- **Aim**: State the count of lines below in which the word "work" appears, and add nothing.

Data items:
══════════════════════════════

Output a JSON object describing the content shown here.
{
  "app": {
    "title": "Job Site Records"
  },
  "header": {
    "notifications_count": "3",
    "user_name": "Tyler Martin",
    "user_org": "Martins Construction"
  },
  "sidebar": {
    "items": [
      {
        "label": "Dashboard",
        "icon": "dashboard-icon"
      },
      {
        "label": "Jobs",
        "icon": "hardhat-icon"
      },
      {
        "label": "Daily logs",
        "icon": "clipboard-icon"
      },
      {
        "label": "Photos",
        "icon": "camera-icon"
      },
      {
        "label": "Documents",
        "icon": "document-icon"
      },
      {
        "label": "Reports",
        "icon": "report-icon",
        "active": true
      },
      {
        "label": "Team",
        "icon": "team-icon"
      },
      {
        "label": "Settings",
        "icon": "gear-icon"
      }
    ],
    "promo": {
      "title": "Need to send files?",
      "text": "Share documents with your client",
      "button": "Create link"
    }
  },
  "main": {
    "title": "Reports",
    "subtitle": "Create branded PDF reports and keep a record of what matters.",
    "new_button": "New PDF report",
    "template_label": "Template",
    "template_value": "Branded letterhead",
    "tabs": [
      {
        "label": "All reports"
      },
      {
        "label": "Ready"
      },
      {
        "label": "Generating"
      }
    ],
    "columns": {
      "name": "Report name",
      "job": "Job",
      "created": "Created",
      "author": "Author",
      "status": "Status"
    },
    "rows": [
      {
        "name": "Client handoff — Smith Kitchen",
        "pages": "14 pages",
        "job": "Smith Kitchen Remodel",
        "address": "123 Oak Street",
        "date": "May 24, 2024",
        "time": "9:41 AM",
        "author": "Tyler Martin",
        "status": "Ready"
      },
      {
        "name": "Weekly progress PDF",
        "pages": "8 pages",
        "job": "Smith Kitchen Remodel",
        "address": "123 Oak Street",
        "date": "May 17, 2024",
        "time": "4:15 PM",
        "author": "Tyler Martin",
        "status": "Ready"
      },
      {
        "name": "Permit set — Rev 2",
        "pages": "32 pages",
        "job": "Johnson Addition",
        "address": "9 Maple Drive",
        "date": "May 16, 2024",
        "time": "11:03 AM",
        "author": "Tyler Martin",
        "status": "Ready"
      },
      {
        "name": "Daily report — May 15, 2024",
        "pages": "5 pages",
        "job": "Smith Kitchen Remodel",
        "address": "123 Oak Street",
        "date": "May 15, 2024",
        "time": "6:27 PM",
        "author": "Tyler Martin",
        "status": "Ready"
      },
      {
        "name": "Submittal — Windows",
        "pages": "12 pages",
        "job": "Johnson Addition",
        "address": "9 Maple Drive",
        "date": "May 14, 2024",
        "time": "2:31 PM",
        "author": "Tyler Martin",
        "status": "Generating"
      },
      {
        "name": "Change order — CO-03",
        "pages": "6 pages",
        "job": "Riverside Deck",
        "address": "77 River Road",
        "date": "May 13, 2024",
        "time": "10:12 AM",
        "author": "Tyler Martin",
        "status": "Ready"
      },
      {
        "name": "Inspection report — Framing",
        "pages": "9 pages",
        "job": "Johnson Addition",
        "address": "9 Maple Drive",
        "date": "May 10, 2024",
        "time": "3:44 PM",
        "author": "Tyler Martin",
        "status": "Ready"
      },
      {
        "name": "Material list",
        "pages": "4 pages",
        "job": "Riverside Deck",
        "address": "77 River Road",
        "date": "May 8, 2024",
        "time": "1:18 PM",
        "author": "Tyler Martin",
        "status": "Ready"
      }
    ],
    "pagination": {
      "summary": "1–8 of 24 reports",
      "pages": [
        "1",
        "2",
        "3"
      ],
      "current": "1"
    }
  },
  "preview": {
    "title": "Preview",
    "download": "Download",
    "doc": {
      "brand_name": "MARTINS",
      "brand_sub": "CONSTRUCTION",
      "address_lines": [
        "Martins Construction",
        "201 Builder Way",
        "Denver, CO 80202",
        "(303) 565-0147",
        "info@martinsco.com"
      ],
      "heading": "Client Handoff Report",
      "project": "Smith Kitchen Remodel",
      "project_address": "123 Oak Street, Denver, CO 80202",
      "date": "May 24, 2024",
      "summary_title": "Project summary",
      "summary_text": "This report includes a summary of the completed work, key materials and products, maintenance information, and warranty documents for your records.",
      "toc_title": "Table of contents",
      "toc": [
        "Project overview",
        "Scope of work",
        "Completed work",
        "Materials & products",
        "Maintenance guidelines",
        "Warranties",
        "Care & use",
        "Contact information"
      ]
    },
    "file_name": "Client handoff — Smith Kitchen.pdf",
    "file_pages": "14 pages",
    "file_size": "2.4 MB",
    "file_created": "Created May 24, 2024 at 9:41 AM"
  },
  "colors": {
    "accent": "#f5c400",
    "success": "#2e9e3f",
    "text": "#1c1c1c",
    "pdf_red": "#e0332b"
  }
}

══════════════════════════════

- **Finished answer**: 3